___ Record list
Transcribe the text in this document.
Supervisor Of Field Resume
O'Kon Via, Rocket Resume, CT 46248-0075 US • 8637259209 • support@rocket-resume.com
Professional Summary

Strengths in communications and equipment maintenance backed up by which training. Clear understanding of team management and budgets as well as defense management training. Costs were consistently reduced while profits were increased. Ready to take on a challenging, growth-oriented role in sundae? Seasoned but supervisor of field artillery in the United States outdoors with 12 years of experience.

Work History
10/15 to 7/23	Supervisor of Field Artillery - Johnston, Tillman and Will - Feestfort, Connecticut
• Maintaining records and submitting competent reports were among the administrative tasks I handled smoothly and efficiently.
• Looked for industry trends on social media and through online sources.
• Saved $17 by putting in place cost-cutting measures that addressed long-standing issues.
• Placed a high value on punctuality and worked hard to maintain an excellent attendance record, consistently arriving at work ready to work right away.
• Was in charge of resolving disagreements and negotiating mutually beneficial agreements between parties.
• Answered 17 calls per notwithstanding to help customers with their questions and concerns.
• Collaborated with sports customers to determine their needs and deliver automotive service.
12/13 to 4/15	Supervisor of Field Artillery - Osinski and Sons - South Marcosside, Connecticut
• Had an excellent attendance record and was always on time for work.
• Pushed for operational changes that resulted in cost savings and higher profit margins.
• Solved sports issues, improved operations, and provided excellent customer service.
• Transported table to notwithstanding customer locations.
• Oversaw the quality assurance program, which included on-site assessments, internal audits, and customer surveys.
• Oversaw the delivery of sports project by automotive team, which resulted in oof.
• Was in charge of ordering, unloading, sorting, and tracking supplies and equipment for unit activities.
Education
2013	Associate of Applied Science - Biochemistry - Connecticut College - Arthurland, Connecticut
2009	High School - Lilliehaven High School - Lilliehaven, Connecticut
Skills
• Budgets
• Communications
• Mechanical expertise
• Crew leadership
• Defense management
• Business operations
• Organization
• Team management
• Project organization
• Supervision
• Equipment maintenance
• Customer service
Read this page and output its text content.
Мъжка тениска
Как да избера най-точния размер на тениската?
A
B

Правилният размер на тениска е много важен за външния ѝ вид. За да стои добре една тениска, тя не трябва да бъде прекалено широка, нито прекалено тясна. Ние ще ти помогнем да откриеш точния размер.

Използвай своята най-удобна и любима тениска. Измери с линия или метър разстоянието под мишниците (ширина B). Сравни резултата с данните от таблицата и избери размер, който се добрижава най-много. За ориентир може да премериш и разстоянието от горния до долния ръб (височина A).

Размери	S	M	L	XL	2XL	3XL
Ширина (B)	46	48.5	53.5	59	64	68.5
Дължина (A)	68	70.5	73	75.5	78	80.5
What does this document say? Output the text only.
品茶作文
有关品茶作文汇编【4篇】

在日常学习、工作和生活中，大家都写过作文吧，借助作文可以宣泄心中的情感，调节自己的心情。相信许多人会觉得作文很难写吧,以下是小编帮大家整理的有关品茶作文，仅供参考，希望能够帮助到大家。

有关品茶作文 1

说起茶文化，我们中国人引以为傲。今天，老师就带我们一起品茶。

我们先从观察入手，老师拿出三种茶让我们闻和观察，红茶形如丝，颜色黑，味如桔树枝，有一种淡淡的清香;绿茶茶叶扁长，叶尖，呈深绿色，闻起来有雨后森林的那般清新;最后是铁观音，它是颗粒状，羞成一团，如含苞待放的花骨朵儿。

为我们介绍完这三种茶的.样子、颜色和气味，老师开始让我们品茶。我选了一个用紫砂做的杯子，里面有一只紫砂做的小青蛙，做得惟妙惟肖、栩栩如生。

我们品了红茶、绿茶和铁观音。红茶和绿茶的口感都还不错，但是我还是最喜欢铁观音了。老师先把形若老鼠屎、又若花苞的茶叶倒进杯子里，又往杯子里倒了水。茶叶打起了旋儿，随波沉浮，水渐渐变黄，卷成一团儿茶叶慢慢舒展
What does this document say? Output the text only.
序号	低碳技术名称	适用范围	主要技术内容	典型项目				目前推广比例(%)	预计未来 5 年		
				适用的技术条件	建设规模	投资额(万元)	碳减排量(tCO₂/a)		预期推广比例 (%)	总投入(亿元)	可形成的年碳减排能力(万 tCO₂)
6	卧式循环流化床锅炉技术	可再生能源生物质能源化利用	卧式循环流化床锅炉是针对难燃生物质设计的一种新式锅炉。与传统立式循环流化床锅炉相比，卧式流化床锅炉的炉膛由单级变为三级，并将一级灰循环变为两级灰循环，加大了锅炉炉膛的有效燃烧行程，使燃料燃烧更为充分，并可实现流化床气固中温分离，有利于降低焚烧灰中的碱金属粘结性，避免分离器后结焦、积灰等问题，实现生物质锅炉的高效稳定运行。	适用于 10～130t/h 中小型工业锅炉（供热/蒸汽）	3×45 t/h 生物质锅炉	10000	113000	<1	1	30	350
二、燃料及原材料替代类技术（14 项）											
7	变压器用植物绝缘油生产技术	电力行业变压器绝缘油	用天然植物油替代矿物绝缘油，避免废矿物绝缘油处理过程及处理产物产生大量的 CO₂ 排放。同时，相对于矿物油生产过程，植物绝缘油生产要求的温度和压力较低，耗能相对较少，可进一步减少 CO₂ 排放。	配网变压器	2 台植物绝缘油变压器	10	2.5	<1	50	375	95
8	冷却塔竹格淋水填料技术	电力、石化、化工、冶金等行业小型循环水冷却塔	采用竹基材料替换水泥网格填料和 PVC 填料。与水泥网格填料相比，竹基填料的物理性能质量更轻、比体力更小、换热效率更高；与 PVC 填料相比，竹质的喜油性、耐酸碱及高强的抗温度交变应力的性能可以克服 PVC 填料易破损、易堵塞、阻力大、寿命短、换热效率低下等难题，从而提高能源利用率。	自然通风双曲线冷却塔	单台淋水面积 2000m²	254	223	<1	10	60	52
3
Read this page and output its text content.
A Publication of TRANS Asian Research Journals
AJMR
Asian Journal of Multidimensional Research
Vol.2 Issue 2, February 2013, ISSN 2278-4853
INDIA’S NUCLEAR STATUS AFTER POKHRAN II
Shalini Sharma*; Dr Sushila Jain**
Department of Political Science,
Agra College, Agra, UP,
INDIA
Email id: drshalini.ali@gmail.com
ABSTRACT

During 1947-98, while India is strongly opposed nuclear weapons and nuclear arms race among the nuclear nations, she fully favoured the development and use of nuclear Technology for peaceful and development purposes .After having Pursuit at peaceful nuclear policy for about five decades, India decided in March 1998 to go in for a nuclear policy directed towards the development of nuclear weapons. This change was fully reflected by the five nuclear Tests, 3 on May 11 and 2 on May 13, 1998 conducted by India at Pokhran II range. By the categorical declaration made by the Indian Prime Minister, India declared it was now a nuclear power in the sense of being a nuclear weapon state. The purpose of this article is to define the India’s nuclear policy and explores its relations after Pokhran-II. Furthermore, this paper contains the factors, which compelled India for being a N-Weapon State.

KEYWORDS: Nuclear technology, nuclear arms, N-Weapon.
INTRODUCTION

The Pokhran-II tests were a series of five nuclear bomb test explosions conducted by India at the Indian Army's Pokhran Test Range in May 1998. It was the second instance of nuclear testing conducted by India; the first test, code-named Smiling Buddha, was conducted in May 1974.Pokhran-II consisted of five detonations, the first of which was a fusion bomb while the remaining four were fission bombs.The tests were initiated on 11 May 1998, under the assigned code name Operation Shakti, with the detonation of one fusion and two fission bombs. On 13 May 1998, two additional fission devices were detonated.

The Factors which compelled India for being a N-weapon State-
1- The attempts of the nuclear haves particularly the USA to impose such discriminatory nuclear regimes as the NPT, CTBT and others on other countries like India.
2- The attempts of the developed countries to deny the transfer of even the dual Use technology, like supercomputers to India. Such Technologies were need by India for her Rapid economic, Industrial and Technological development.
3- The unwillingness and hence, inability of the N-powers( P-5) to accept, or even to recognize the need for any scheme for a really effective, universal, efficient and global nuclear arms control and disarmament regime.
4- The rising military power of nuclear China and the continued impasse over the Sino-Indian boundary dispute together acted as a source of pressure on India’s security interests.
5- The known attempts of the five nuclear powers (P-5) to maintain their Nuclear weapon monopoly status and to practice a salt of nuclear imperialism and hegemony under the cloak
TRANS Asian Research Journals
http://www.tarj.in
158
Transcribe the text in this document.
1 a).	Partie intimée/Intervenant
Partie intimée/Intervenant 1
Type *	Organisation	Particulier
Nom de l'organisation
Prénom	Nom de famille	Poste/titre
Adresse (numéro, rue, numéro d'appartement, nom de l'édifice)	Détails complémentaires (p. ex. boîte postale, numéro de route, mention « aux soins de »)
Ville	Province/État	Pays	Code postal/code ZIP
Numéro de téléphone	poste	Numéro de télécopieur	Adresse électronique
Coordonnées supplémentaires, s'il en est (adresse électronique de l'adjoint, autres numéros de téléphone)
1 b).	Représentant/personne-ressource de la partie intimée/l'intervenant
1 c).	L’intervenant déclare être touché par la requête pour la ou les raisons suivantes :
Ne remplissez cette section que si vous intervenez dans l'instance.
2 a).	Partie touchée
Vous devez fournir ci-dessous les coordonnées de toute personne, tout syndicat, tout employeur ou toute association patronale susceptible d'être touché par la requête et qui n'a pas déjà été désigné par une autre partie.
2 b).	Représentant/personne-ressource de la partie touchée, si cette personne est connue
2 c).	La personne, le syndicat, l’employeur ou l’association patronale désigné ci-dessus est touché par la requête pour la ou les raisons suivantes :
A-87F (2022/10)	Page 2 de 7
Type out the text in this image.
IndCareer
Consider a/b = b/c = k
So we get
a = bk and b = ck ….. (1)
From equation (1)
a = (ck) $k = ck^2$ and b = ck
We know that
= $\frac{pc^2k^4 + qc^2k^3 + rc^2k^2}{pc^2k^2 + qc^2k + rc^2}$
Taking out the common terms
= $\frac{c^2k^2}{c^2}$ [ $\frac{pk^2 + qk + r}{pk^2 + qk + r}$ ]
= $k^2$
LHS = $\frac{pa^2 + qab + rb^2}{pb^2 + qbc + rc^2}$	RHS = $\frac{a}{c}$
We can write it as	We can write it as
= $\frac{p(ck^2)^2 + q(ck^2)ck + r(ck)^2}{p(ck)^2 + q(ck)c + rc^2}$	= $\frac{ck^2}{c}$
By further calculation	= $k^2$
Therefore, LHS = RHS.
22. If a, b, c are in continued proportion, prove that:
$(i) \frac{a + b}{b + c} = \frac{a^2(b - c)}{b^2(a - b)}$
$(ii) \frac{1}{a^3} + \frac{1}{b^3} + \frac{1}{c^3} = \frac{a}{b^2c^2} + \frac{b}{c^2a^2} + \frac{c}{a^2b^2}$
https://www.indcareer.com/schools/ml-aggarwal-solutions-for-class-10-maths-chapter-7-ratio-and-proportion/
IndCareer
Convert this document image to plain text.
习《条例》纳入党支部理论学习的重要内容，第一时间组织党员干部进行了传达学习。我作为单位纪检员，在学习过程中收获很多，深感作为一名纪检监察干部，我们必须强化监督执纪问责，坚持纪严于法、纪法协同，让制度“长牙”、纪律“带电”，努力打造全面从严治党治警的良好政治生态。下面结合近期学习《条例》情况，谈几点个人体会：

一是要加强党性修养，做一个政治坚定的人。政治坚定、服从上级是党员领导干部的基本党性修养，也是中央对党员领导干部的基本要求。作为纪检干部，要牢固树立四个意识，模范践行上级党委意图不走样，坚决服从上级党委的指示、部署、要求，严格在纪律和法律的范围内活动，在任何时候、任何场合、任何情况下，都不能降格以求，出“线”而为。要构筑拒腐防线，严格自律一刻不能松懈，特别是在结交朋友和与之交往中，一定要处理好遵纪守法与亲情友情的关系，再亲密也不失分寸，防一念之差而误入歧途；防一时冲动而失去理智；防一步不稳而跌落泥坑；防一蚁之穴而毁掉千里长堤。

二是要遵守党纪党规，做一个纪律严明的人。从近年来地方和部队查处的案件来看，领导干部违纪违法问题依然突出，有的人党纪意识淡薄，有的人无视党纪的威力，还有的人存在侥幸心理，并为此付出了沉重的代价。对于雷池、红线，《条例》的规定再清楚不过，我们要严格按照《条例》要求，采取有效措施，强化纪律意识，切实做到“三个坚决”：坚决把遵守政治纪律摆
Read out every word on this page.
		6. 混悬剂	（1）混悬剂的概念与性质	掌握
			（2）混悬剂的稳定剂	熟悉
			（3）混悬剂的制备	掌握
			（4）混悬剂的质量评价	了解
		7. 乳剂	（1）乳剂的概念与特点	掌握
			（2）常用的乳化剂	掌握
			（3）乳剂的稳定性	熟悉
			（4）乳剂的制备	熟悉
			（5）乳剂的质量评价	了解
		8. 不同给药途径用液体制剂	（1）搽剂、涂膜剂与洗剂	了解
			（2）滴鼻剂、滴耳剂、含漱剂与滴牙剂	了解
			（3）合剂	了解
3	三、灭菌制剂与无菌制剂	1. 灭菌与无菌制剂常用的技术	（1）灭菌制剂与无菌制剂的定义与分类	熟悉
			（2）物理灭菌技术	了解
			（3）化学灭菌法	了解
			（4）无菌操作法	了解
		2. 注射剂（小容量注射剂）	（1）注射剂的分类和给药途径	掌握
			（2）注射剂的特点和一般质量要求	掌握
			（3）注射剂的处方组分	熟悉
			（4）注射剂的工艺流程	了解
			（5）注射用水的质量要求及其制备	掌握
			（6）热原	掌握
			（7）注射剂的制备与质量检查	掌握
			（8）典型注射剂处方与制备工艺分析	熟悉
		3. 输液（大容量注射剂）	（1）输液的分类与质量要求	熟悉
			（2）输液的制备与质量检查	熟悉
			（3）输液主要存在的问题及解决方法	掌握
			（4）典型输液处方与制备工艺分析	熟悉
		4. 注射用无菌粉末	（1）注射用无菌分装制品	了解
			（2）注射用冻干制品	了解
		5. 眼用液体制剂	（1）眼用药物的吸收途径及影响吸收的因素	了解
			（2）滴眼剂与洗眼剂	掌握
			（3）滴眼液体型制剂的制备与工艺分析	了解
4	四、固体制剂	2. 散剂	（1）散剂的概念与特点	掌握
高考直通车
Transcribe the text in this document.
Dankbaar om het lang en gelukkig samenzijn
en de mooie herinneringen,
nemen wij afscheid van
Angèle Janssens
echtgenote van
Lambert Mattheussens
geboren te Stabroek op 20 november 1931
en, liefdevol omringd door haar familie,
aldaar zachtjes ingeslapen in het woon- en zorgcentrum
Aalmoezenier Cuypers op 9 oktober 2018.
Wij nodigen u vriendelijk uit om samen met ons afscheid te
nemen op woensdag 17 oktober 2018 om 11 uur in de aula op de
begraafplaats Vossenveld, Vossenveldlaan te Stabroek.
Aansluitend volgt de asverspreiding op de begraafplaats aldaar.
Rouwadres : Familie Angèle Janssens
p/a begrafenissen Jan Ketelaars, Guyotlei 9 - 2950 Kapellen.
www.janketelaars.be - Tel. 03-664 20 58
______
■ Stated problem ■
Copy each line above containing the string "powers".

■ Answer to the exercise ■
3- The unwillingness and hence, inability of the N-powers( P-5) to accept, or even to recognize the need for any scheme for a really effective, universal, efficient and global nuclear arms control and disarmament regime.
5- The known attempts of the five nuclear powers (P-5) to maintain their Nuclear weapon monopoly status and to practice a salt of nuclear imperialism and hegemony under the cloak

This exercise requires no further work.